BRIEF
Collect each line of the entries that holds the string "Configuração".

INFORMATION SHOWN
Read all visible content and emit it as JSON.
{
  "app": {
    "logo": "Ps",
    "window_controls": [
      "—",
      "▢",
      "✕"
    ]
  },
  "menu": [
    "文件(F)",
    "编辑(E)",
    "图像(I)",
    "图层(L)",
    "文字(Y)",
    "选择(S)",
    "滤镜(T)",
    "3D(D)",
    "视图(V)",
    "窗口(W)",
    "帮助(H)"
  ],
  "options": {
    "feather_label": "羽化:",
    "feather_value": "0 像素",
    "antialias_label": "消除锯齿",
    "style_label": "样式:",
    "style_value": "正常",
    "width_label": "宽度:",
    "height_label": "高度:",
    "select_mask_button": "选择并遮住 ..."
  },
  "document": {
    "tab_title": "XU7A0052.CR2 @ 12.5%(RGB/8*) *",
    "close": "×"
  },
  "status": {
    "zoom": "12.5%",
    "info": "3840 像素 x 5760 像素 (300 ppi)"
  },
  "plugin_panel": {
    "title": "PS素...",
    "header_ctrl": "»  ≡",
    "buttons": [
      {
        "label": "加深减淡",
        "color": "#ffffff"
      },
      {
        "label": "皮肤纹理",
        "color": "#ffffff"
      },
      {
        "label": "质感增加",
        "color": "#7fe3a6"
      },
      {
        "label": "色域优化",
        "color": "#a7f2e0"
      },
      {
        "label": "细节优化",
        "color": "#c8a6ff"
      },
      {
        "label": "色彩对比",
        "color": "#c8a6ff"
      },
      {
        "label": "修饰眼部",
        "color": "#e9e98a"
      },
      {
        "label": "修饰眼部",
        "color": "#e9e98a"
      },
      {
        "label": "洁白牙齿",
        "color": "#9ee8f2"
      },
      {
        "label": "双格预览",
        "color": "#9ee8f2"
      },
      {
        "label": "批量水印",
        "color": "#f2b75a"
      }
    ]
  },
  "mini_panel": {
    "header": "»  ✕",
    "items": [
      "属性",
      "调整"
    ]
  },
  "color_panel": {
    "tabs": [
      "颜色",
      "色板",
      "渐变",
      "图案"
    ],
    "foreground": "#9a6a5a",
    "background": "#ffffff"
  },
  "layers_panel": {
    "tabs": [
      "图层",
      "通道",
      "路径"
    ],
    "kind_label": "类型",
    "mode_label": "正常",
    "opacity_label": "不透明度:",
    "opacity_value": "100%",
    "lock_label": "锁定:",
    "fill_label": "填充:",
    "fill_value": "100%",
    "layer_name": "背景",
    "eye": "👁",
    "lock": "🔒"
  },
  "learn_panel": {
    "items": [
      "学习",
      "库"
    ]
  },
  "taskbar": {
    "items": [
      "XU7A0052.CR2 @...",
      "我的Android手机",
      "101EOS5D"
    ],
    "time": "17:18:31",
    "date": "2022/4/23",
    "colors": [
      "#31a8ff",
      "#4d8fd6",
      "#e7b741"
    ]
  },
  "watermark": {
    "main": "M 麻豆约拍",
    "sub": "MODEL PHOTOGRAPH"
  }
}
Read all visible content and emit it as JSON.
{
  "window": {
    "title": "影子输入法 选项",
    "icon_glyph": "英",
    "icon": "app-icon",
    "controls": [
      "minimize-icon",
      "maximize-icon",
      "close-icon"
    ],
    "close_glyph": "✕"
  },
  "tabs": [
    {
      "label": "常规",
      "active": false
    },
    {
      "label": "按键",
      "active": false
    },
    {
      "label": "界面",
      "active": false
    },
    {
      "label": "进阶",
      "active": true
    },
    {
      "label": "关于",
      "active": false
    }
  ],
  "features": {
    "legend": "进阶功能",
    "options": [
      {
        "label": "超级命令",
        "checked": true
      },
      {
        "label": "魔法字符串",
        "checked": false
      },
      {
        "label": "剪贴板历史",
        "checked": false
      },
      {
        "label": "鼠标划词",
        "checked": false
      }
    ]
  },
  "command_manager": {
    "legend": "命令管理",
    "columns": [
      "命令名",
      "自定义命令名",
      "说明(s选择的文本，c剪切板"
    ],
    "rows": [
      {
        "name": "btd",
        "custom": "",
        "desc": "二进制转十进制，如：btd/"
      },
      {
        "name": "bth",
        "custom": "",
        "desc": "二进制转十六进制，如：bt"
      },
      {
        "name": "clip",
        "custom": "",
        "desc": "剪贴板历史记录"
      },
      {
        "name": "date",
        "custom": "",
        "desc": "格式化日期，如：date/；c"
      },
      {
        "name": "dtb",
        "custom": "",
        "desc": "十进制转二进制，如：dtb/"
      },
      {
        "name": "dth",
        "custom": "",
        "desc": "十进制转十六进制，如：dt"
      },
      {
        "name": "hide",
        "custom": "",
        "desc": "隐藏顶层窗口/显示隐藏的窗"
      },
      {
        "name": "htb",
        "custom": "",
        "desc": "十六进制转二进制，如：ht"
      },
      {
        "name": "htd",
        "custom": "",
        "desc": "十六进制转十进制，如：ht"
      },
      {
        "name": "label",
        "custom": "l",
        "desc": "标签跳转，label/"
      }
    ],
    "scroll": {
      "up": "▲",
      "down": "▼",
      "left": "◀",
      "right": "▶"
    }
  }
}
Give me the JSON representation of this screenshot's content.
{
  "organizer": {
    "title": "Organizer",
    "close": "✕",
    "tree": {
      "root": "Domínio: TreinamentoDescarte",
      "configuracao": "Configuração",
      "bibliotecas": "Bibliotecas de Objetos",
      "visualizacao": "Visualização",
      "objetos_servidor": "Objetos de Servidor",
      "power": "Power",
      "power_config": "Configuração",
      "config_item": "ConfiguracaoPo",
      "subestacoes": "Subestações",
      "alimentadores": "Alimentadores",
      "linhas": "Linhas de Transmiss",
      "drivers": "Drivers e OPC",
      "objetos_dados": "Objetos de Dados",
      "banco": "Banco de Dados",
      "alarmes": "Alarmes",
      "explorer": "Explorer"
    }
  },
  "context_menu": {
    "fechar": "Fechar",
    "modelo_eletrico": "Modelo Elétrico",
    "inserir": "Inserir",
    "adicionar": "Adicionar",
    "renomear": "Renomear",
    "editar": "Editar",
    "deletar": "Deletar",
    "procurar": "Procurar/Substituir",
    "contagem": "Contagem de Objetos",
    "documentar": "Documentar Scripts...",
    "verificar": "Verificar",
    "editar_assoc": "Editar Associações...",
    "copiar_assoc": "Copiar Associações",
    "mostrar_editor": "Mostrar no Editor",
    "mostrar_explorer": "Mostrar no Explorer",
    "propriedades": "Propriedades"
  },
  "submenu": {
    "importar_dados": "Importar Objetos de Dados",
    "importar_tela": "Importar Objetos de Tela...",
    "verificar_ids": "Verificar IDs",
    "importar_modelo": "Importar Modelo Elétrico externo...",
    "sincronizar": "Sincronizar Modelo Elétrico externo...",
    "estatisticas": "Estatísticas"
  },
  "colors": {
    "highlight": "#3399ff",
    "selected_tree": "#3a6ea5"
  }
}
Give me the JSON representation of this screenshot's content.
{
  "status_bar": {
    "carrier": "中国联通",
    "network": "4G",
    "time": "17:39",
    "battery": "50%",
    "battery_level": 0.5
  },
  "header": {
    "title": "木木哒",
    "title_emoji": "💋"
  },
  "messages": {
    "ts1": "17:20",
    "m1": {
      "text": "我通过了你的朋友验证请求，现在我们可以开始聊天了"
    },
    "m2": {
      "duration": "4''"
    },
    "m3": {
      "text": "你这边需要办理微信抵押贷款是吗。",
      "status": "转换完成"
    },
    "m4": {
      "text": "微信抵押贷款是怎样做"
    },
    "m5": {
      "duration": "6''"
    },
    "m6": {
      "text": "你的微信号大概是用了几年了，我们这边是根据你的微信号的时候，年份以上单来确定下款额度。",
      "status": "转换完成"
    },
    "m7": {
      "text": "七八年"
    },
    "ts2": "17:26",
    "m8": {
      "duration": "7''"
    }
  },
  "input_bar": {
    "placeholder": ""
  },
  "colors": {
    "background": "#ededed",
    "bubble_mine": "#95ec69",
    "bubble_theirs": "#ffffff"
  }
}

RESPONSE TO THE TASK
      "configuracao": "Configuração",
      "power_config": "Configuração",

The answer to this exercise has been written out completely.